**The request**: Report every line from the material that contains the word "قواعد".
########################################
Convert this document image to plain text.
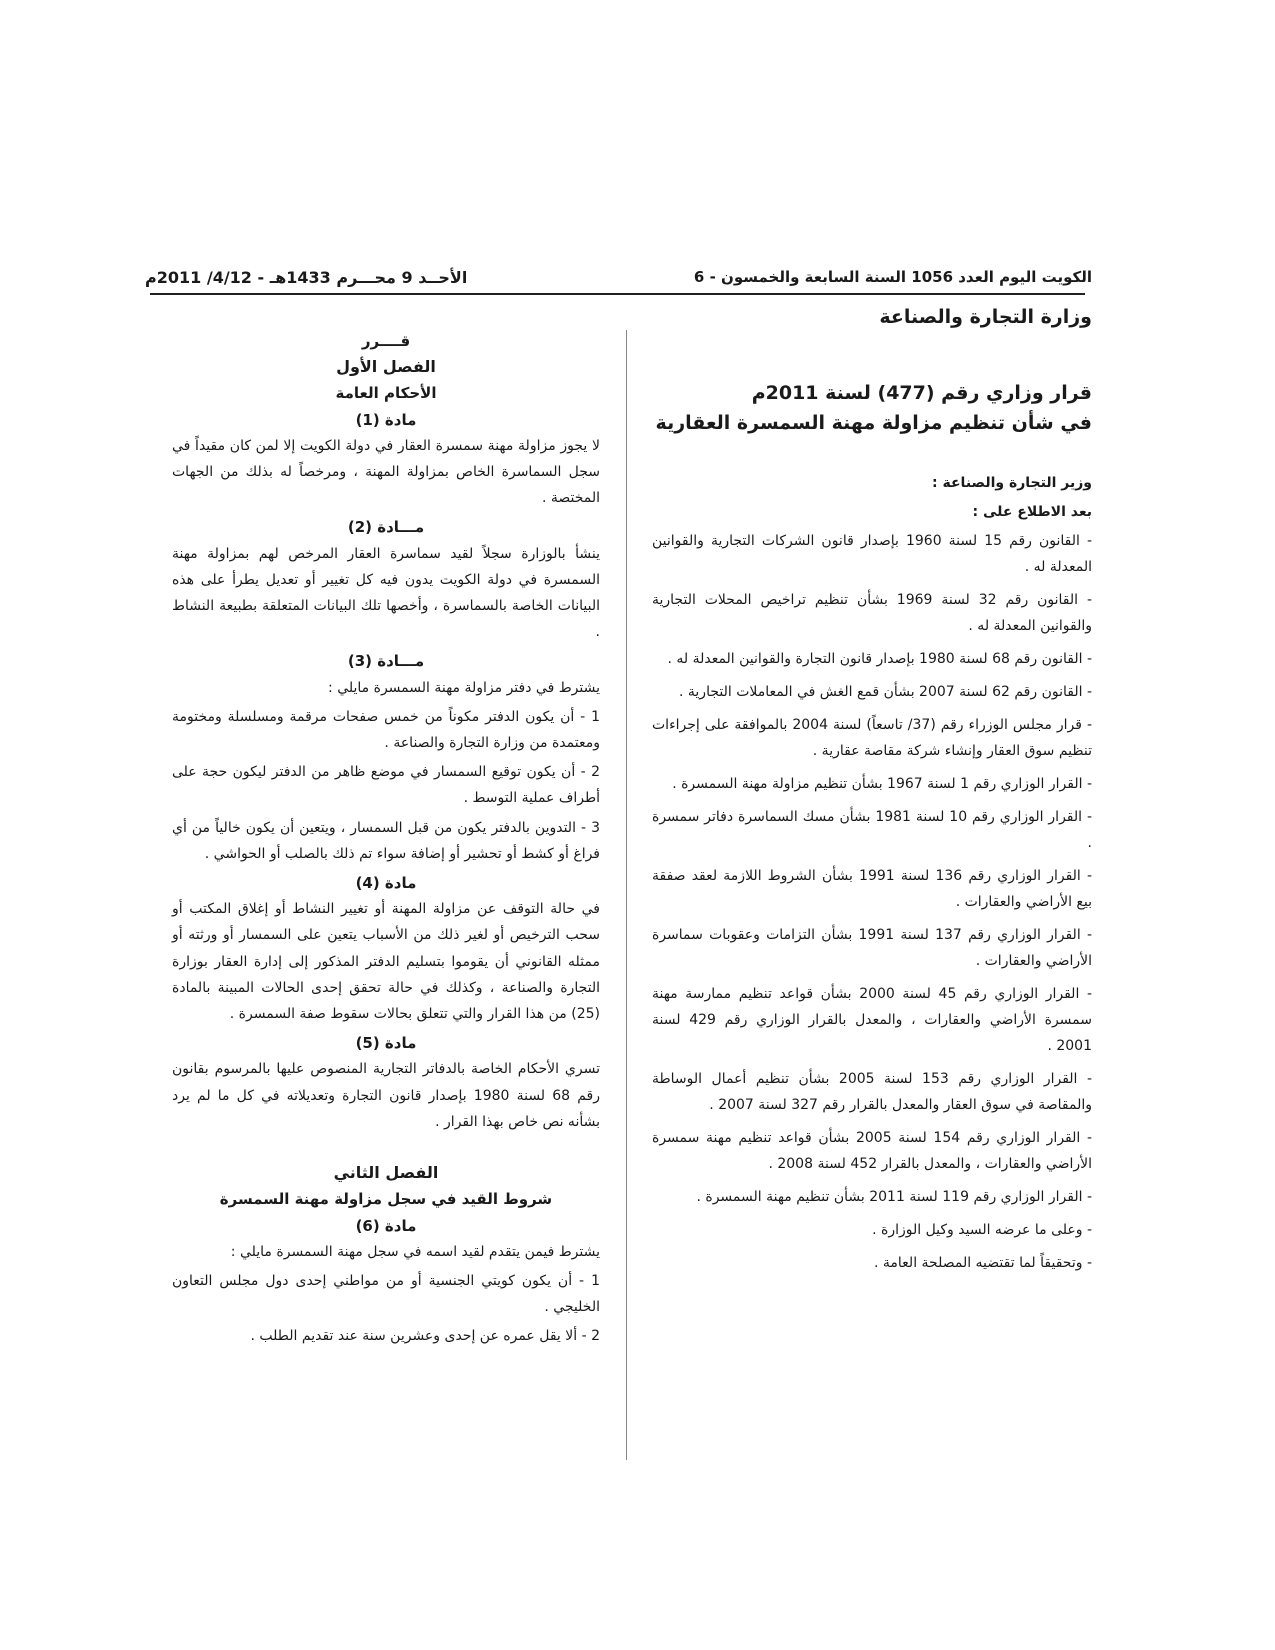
الكويت اليوم العدد 1056 السنة السابعة والخمسون - 6
الأحــد 9 محـــرم 1433هـ - 4/12/ 2011م
وزارة التجارة والصناعة
قرار وزاري رقم (477) لسنة 2011م
في شأن تنظيم مزاولة مهنة السمسرة العقارية

وزير التجارة والصناعة :

بعد الاطلاع على :

- القانون رقم 15 لسنة 1960 بإصدار قانون الشركات التجارية والقوانين المعدلة له .

- القانون رقم 32 لسنة 1969 بشأن تنظيم تراخيص المحلات التجارية والقوانين المعدلة له .

- القانون رقم 68 لسنة 1980 بإصدار قانون التجارة والقوانين المعدلة له .

- القانون رقم 62 لسنة 2007 بشأن قمع الغش في المعاملات التجارية .

- قرار مجلس الوزراء رقم (37/ تاسعاً) لسنة 2004 بالموافقة على إجراءات تنظيم سوق العقار وإنشاء شركة مقاصة عقارية .

- القرار الوزاري رقم 1 لسنة 1967 بشأن تنظيم مزاولة مهنة السمسرة .

- القرار الوزاري رقم 10 لسنة 1981 بشأن مسك السماسرة دفاتر سمسرة .

- القرار الوزاري رقم 136 لسنة 1991 بشأن الشروط اللازمة لعقد صفقة بيع الأراضي والعقارات .

- القرار الوزاري رقم 137 لسنة 1991 بشأن التزامات وعقوبات سماسرة الأراضي والعقارات .

- القرار الوزاري رقم 45 لسنة 2000 بشأن قواعد تنظيم ممارسة مهنة سمسرة الأراضي والعقارات ، والمعدل بالقرار الوزاري رقم 429 لسنة 2001 .

- القرار الوزاري رقم 153 لسنة 2005 بشأن تنظيم أعمال الوساطة والمقاصة في سوق العقار والمعدل بالقرار رقم 327 لسنة 2007 .

- القرار الوزاري رقم 154 لسنة 2005 بشأن قواعد تنظيم مهنة سمسرة الأراضي والعقارات ، والمعدل بالقرار 452 لسنة 2008 .

- القرار الوزاري رقم 119 لسنة 2011 بشأن تنظيم مهنة السمسرة .

- وعلى ما عرضه السيد وكيل الوزارة .

- وتحقيقاً لما تقتضيه المصلحة العامة .

قــــرر

الفصل الأول

الأحكام العامة

مادة (1)

لا يجوز مزاولة مهنة سمسرة العقار في دولة الكويت إلا لمن كان مقيداً في سجل السماسرة الخاص بمزاولة المهنة ، ومرخصاً له بذلك من الجهات المختصة .

مـــادة (2)

ينشأ بالوزارة سجلاً لقيد سماسرة العقار المرخص لهم بمزاولة مهنة السمسرة في دولة الكويت يدون فيه كل تغيير أو تعديل يطرأ على هذه البيانات الخاصة بالسماسرة ، وأخصها تلك البيانات المتعلقة بطبيعة النشاط .

مـــادة (3)

يشترط في دفتر مزاولة مهنة السمسرة مايلي :

1 - أن يكون الدفتر مكوناً من خمس صفحات مرقمة ومسلسلة ومختومة ومعتمدة من وزارة التجارة والصناعة .

2 - أن يكون توقيع السمسار في موضع ظاهر من الدفتر ليكون حجة على أطراف عملية التوسط .

3 - التدوين بالدفتر يكون من قبل السمسار ، ويتعين أن يكون خالياً من أي فراغ أو كشط أو تحشير أو إضافة سواء تم ذلك بالصلب أو الحواشي .

مادة (4)

في حالة التوقف عن مزاولة المهنة أو تغيير النشاط أو إغلاق المكتب أو سحب الترخيص أو لغير ذلك من الأسباب يتعين على السمسار أو ورثته أو ممثله القانوني أن يقوموا بتسليم الدفتر المذكور إلى إدارة العقار بوزارة التجارة والصناعة ، وكذلك في حالة تحقق إحدى الحالات المبينة بالمادة (25) من هذا القرار والتي تتعلق بحالات سقوط صفة السمسرة .

مادة (5)

تسري الأحكام الخاصة بالدفاتر التجارية المنصوص عليها بالمرسوم بقانون رقم 68 لسنة 1980 بإصدار قانون التجارة وتعديلاته في كل ما لم يرد بشأنه نص خاص بهذا القرار .

الفصل الثاني

شروط القيد في سجل مزاولة مهنة السمسرة

مادة (6)

يشترط فيمن يتقدم لقيد اسمه في سجل مهنة السمسرة مايلي :

1 - أن يكون كويتي الجنسية أو من مواطني إحدى دول مجلس التعاون الخليجي .

2 - ألا يقل عمره عن إحدى وعشرين سنة عند تقديم الطلب .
########################################
**Complete response**:
- القرار الوزاري رقم 45 لسنة 2000 بشأن قواعد تنظيم ممارسة مهنة سمسرة الأراضي والعقارات ، والمعدل بالقرار الوزاري رقم 429 لسنة 2001 .
- القرار الوزاري رقم 154 لسنة 2005 بشأن قواعد تنظيم مهنة سمسرة الأراضي والعقارات ، والمعدل بالقرار 452 لسنة 2008 .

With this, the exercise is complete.